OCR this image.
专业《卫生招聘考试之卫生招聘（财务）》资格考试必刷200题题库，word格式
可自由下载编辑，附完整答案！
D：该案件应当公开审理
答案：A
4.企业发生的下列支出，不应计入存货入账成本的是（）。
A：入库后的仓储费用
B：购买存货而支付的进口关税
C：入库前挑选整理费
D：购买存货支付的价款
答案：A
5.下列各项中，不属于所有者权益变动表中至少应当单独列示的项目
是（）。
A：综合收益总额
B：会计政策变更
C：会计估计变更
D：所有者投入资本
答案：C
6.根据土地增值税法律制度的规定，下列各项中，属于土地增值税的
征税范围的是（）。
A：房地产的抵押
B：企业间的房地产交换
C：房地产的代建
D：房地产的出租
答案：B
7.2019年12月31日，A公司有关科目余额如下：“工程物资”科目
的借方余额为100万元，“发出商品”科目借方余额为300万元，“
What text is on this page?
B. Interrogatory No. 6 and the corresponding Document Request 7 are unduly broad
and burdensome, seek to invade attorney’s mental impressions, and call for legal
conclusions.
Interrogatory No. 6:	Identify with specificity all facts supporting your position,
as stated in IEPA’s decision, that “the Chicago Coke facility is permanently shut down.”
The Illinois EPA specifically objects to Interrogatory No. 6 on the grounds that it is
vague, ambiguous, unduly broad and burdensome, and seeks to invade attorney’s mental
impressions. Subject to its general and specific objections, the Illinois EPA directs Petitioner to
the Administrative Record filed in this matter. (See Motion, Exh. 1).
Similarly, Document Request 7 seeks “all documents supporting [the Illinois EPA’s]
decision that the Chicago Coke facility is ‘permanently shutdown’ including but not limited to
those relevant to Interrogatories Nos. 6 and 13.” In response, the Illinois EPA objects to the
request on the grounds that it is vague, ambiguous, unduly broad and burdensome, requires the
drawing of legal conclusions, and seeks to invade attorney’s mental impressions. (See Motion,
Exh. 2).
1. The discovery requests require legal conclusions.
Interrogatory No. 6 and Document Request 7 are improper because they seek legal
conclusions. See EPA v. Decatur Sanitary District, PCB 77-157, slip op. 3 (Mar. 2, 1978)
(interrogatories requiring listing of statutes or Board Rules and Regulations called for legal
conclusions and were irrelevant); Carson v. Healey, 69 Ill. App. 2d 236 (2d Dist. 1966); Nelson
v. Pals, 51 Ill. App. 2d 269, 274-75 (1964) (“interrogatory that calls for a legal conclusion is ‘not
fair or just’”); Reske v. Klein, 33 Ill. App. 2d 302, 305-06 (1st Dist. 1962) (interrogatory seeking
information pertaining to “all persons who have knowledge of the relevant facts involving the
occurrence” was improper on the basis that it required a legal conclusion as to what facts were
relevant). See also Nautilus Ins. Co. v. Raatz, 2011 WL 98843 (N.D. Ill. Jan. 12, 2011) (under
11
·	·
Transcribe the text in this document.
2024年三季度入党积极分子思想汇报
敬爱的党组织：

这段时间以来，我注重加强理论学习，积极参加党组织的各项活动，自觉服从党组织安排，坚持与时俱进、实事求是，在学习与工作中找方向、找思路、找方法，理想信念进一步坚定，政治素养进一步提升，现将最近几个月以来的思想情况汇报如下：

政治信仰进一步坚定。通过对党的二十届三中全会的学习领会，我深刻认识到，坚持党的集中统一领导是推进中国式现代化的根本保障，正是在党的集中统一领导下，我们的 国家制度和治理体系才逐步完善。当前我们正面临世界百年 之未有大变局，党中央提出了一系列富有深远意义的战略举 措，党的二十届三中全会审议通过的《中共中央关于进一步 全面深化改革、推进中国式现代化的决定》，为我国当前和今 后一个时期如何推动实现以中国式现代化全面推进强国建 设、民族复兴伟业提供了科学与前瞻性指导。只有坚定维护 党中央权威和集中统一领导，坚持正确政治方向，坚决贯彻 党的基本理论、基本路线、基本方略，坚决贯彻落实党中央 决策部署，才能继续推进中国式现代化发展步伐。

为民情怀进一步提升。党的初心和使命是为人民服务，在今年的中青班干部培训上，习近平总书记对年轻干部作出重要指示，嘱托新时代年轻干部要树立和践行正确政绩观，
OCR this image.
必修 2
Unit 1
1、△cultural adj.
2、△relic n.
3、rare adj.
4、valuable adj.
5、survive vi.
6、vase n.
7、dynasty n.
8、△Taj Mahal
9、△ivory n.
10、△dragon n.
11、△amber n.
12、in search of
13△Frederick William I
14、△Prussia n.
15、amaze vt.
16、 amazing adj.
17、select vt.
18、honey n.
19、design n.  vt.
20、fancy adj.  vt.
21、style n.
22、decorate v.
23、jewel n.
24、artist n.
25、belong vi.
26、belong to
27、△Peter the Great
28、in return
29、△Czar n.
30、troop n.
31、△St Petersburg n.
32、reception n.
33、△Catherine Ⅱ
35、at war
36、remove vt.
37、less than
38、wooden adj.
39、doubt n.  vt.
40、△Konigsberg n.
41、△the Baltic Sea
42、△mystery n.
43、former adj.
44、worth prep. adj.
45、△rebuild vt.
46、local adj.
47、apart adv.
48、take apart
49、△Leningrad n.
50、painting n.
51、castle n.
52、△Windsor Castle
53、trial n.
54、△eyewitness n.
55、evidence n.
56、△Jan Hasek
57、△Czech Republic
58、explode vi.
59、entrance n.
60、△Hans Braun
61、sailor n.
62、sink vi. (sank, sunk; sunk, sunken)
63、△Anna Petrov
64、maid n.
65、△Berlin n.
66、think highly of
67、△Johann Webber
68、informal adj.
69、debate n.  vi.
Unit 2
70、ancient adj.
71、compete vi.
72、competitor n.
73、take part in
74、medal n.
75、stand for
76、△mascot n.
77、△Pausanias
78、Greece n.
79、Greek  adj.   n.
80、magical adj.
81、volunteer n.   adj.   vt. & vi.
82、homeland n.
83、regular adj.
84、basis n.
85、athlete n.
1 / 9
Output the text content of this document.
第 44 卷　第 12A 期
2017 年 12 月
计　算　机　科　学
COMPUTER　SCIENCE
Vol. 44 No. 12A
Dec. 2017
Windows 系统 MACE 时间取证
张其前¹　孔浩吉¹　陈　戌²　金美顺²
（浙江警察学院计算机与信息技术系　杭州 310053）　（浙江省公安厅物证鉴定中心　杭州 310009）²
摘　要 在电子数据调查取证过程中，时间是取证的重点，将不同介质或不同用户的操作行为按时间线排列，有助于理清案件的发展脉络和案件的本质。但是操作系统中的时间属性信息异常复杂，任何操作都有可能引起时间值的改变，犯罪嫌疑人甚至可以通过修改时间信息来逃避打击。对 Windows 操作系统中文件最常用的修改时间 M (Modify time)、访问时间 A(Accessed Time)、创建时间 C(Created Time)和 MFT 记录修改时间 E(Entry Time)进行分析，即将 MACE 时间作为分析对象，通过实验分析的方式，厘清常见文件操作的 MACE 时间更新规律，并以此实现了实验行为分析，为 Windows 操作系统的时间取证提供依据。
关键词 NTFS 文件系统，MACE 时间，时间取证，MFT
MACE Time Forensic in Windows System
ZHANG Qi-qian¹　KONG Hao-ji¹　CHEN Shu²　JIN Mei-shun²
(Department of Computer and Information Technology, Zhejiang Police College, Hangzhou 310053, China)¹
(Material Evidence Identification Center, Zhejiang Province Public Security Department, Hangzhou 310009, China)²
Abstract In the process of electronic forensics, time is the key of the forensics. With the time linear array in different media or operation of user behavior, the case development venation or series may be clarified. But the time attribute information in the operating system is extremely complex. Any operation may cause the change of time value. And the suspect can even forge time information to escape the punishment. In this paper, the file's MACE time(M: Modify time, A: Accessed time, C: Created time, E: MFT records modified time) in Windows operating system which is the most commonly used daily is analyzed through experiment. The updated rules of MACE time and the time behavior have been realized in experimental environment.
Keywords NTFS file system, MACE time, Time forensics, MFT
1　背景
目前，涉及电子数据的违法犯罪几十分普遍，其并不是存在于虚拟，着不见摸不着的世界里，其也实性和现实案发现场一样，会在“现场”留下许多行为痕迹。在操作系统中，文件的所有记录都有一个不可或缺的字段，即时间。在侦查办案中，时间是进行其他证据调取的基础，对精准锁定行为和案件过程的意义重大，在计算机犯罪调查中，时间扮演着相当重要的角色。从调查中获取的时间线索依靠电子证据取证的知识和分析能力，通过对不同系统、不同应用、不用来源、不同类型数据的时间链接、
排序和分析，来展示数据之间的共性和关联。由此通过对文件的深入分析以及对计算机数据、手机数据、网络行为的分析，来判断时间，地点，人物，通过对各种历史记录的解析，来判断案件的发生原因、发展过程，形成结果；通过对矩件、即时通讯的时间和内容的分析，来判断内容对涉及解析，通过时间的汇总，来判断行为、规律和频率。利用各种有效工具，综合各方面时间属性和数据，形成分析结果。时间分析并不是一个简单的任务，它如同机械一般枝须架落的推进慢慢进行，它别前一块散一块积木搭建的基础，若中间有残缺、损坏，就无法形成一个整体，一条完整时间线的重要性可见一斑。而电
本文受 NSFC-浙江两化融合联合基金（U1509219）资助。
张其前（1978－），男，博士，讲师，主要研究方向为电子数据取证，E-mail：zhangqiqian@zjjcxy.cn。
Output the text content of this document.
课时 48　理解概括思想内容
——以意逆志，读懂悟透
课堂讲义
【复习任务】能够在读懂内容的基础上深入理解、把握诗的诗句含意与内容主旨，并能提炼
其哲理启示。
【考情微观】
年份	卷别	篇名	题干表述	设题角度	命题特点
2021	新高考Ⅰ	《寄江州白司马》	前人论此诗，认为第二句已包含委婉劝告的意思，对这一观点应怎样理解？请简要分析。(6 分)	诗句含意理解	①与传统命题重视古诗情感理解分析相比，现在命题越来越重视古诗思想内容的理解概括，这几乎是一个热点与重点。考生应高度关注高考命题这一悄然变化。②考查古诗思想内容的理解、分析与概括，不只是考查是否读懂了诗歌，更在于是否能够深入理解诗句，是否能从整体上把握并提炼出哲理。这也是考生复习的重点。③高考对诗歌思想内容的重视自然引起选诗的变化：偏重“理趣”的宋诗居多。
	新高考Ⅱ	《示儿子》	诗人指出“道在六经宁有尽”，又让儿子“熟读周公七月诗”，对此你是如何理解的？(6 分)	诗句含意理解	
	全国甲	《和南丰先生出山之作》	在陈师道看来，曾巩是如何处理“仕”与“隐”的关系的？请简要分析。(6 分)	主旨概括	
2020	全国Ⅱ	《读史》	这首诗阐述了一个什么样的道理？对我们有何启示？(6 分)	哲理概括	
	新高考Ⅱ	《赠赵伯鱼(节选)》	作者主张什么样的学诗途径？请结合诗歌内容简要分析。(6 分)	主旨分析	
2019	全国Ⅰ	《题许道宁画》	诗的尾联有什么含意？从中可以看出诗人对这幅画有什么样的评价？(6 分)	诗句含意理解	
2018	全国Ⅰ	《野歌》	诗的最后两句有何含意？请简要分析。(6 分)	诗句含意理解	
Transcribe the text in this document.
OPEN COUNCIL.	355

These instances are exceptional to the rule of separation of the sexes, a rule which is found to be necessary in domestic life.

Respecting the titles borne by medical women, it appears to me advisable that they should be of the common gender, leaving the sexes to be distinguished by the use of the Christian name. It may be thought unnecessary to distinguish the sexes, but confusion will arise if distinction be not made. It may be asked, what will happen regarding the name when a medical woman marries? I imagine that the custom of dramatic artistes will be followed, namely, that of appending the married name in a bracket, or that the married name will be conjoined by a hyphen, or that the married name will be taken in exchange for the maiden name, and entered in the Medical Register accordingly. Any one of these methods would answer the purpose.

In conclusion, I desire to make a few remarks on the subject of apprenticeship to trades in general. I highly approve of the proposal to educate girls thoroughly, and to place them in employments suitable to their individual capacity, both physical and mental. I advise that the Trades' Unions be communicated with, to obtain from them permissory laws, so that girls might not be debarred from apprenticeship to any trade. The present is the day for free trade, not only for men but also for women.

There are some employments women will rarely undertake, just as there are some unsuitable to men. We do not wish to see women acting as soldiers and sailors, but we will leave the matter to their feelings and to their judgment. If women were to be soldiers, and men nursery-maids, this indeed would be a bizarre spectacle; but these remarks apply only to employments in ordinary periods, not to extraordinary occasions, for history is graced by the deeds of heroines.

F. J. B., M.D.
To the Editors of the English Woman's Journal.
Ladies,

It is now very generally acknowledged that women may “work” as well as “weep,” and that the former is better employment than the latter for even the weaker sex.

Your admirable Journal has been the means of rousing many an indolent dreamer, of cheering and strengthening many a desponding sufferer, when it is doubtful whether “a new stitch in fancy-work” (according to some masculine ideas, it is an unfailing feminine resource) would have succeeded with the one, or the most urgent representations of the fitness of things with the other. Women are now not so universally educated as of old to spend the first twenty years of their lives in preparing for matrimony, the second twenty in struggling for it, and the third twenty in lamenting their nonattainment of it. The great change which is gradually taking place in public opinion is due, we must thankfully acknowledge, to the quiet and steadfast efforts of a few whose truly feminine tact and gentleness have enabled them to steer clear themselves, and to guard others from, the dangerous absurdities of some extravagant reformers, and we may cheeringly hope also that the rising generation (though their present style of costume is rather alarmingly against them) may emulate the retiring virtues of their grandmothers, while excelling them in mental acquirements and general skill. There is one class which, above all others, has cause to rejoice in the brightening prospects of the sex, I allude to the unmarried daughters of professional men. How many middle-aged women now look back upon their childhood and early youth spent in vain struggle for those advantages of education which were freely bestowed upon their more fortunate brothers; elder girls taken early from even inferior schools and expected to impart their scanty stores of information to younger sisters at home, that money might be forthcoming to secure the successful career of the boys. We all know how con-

▸ **Work required**:
Copy, from the material above, each line in which the string "seeks" occurs.

▸ **Correct result**:
vague, ambiguous, unduly broad and burdensome, and seeks to invade attorney’s mental
Similarly, Document Request 7 seeks “all documents supporting [the Illinois EPA’s]
drawing of legal conclusions, and seeks to invade attorney’s mental impressions. (See Motion,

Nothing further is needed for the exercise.